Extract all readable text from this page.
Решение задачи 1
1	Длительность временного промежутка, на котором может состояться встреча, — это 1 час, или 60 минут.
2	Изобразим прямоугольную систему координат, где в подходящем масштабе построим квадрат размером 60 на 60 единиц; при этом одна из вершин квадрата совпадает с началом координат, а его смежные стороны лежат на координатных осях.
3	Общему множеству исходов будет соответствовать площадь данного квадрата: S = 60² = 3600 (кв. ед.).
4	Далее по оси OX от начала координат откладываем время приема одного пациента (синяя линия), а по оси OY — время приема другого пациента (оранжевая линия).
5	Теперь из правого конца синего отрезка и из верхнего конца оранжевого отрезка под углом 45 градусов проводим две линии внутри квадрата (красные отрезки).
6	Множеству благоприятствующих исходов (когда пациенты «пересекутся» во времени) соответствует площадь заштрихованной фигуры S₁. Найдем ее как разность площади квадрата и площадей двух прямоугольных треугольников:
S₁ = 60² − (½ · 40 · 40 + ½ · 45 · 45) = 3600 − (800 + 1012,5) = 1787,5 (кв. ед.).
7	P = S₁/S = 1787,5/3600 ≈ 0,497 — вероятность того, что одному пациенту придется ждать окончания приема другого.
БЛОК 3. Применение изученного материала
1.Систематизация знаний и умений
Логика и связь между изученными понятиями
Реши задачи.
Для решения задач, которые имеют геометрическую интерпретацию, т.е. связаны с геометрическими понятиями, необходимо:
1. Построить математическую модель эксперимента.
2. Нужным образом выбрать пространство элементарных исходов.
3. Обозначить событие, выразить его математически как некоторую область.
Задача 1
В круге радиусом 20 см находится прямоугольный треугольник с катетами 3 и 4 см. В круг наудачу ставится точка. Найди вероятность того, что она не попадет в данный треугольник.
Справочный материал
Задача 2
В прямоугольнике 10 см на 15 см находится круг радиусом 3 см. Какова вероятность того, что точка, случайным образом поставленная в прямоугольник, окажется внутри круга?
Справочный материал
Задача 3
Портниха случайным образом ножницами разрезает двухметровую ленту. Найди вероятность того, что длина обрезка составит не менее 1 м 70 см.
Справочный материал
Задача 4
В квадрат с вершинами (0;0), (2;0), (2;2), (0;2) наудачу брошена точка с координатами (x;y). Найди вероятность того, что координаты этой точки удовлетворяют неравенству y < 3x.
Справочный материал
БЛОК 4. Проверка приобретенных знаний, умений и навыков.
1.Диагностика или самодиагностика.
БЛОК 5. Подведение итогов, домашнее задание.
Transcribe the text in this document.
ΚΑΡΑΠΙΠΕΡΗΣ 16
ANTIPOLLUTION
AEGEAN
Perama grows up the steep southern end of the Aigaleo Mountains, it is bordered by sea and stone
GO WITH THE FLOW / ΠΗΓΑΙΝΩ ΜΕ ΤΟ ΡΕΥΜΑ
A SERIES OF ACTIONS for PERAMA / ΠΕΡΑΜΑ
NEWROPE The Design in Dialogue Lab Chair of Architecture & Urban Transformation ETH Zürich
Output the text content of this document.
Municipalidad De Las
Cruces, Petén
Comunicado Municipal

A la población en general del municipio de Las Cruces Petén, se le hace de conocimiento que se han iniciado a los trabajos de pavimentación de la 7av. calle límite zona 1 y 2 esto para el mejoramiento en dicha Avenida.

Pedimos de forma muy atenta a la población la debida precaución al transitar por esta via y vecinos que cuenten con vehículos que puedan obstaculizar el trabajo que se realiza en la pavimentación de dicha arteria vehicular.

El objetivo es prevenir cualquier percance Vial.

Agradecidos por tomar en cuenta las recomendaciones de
────────────────
Set down the listing in full, keeping every word exactly as it is.

Extract all readable text from this page.
Решение задачи 1
1	Длительность временного промежутка, на котором может состояться встреча, — это 1 час, или 60 минут.
2	Изобразим прямоугольную систему координат, где в подходящем масштабе построим квадрат размером 60 на 60 единиц; при этом одна из вершин квадрата совпадает с началом координат, а его смежные стороны лежат на координатных осях.
3	Общему множеству исходов будет соответствовать площадь данного квадрата: S = 60² = 3600 (кв. ед.).
4	Далее по оси OX от начала координат откладываем время приема одного пациента (синяя линия), а по оси OY — время приема другого пациента (оранжевая линия).
5	Теперь из правого конца синего отрезка и из верхнего конца оранжевого отрезка под углом 45 градусов проводим две линии внутри квадрата (красные отрезки).
6	Множеству благоприятствующих исходов (когда пациенты «пересекутся» во времени) соответствует площадь заштрихованной фигуры S₁. Найдем ее как разность площади квадрата и площадей двух прямоугольных треугольников:
S₁ = 60² − (½ · 40 · 40 + ½ · 45 · 45) = 3600 − (800 + 1012,5) = 1787,5 (кв. ед.).
7	P = S₁/S = 1787,5/3600 ≈ 0,497 — вероятность того, что одному пациенту придется ждать окончания приема другого.
БЛОК 3. Применение изученного материала
1.Систематизация знаний и умений
Логика и связь между изученными понятиями
Реши задачи.
Для решения задач, которые имеют геометрическую интерпретацию, т.е. связаны с геометрическими понятиями, необходимо:
1. Построить математическую модель эксперимента.
2. Нужным образом выбрать пространство элементарных исходов.
3. Обозначить событие, выразить его математически как некоторую область.
Задача 1
В круге радиусом 20 см находится прямоугольный треугольник с катетами 3 и 4 см. В круг наудачу ставится точка. Найди вероятность того, что она не попадет в данный треугольник.
Справочный материал
Задача 2
В прямоугольнике 10 см на 15 см находится круг радиусом 3 см. Какова вероятность того, что точка, случайным образом поставленная в прямоугольник, окажется внутри круга?
Справочный материал
Задача 3
Портниха случайным образом ножницами разрезает двухметровую ленту. Найди вероятность того, что длина обрезка составит не менее 1 м 70 см.
Справочный материал
Задача 4
В квадрат с вершинами (0;0), (2;0), (2;2), (0;2) наудачу брошена точка с координатами (x;y). Найди вероятность того, что координаты этой точки удовлетворяют неравенству y < 3x.
Справочный материал
БЛОК 4. Проверка приобретенных знаний, умений и навыков.
1.Диагностика или самодиагностика.
БЛОК 5. Подведение итогов, домашнее задание.
Transcribe the text in this document.
ΚΑΡΑΠΙΠΕΡΗΣ 16
ANTIPOLLUTION
AEGEAN
Perama grows up the steep southern end of the Aigaleo Mountains, it is bordered by sea and stone
GO WITH THE FLOW / ΠΗΓΑΙΝΩ ΜΕ ΤΟ ΡΕΥΜΑ
A SERIES OF ACTIONS for PERAMA / ΠΕΡΑΜΑ
NEWROPE The Design in Dialogue Lab Chair of Architecture & Urban Transformation ETH Zürich
Output the text content of this document.
Municipalidad De Las
Cruces, Petén
Comunicado Municipal

A la población en general del municipio de Las Cruces Petén, se le hace de conocimiento que se han iniciado a los trabajos de pavimentación de la 7av. calle límite zona 1 y 2 esto para el mejoramiento en dicha Avenida.

Pedimos de forma muy atenta a la población la debida precaución al transitar por esta via y vecinos que cuenten con vehículos que puedan obstaculizar el trabajo que se realiza en la pavimentación de dicha arteria vehicular.

El objetivo es prevenir cualquier percance Vial.

Agradecidos por tomar en cuenta las recomendaciones de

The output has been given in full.